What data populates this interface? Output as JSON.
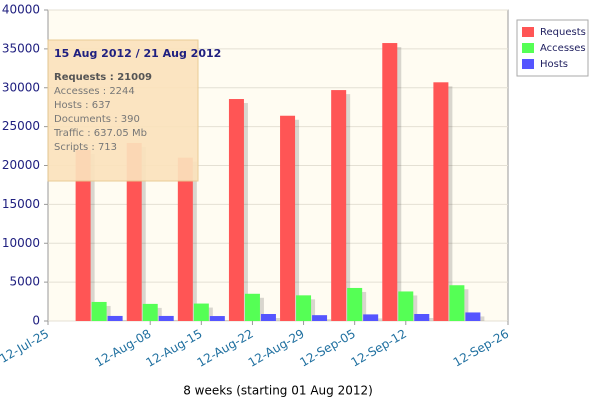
{
  "chart_data": {
    "type": "bar",
    "x": [
      "2012-08-01",
      "2012-08-08",
      "2012-08-15",
      "2012-08-22",
      "2012-08-29",
      "2012-09-05",
      "2012-09-12",
      "2012-09-19"
    ],
    "series": [
      {
        "name": "Requests",
        "color": "#ff5555",
        "values": [
          22000,
          22900,
          21009,
          28550,
          26400,
          29700,
          35750,
          30700
        ]
      },
      {
        "name": "Accesses",
        "color": "#55ff55",
        "values": [
          2450,
          2200,
          2244,
          3500,
          3300,
          4250,
          3800,
          4600
        ]
      },
      {
        "name": "Hosts",
        "color": "#5555ff",
        "values": [
          650,
          650,
          637,
          900,
          750,
          850,
          900,
          1100
        ]
      }
    ],
    "ylim": [
      0,
      40000
    ],
    "yticks": [
      0,
      5000,
      10000,
      15000,
      20000,
      25000,
      30000,
      35000,
      40000
    ],
    "xlim": [
      "2012-07-25",
      "2012-09-26"
    ],
    "xticks": [
      {
        "value": "2012-07-25",
        "label": "12-Jul-25"
      },
      {
        "value": "2012-08-08",
        "label": "12-Aug-08"
      },
      {
        "value": "2012-08-15",
        "label": "12-Aug-15"
      },
      {
        "value": "2012-08-22",
        "label": "12-Aug-22"
      },
      {
        "value": "2012-08-29",
        "label": "12-Aug-29"
      },
      {
        "value": "2012-09-05",
        "label": "12-Sep-05"
      },
      {
        "value": "2012-09-12",
        "label": "12-Sep-12"
      },
      {
        "value": "2012-09-26",
        "label": "12-Sep-26"
      }
    ],
    "x_label": "8 weeks (starting 01 Aug 2012)",
    "grid": true,
    "legend": "upper right",
    "tooltip": {
      "title": "15 Aug 2012 / 21 Aug 2012",
      "lines": [
        "Requests : 21009",
        "Accesses : 2244",
        "Hosts : 637",
        "Documents : 390",
        "Traffic : 637.05 Mb",
        "Scripts : 713"
      ]
    }
  }
}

EXERCISE: Repeat the listing in full and exactly. Do not include any images.

ANSWER TO THE TASK:
What data populates this interface? Output as JSON.
{
  "chart_data": {
    "type": "bar",
    "x": [
      "2012-08-01",
      "2012-08-08",
      "2012-08-15",
      "2012-08-22",
      "2012-08-29",
      "2012-09-05",
      "2012-09-12",
      "2012-09-19"
    ],
    "series": [
      {
        "name": "Requests",
        "color": "#ff5555",
        "values": [
          22000,
          22900,
          21009,
          28550,
          26400,
          29700,
          35750,
          30700
        ]
      },
      {
        "name": "Accesses",
        "color": "#55ff55",
        "values": [
          2450,
          2200,
          2244,
          3500,
          3300,
          4250,
          3800,
          4600
        ]
      },
      {
        "name": "Hosts",
        "color": "#5555ff",
        "values": [
          650,
          650,
          637,
          900,
          750,
          850,
          900,
          1100
        ]
      }
    ],
    "ylim": [
      0,
      40000
    ],
    "yticks": [
      0,
      5000,
      10000,
      15000,
      20000,
      25000,
      30000,
      35000,
      40000
    ],
    "xlim": [
      "2012-07-25",
      "2012-09-26"
    ],
    "xticks": [
      {
        "value": "2012-07-25",
        "label": "12-Jul-25"
      },
      {
        "value": "2012-08-08",
        "label": "12-Aug-08"
      },
      {
        "value": "2012-08-15",
        "label": "12-Aug-15"
      },
      {
        "value": "2012-08-22",
        "label": "12-Aug-22"
      },
      {
        "value": "2012-08-29",
        "label": "12-Aug-29"
      },
      {
        "value": "2012-09-05",
        "label": "12-Sep-05"
      },
      {
        "value": "2012-09-12",
        "label": "12-Sep-12"
      },
      {
        "value": "2012-09-26",
        "label": "12-Sep-26"
      }
    ],
    "x_label": "8 weeks (starting 01 Aug 2012)",
    "grid": true,
    "legend": "upper right",
    "tooltip": {
      "title": "15 Aug 2012 / 21 Aug 2012",
      "lines": [
        "Requests : 21009",
        "Accesses : 2244",
        "Hosts : 637",
        "Documents : 390",
        "Traffic : 637.05 Mb",
        "Scripts : 713"
      ]
    }
  }
}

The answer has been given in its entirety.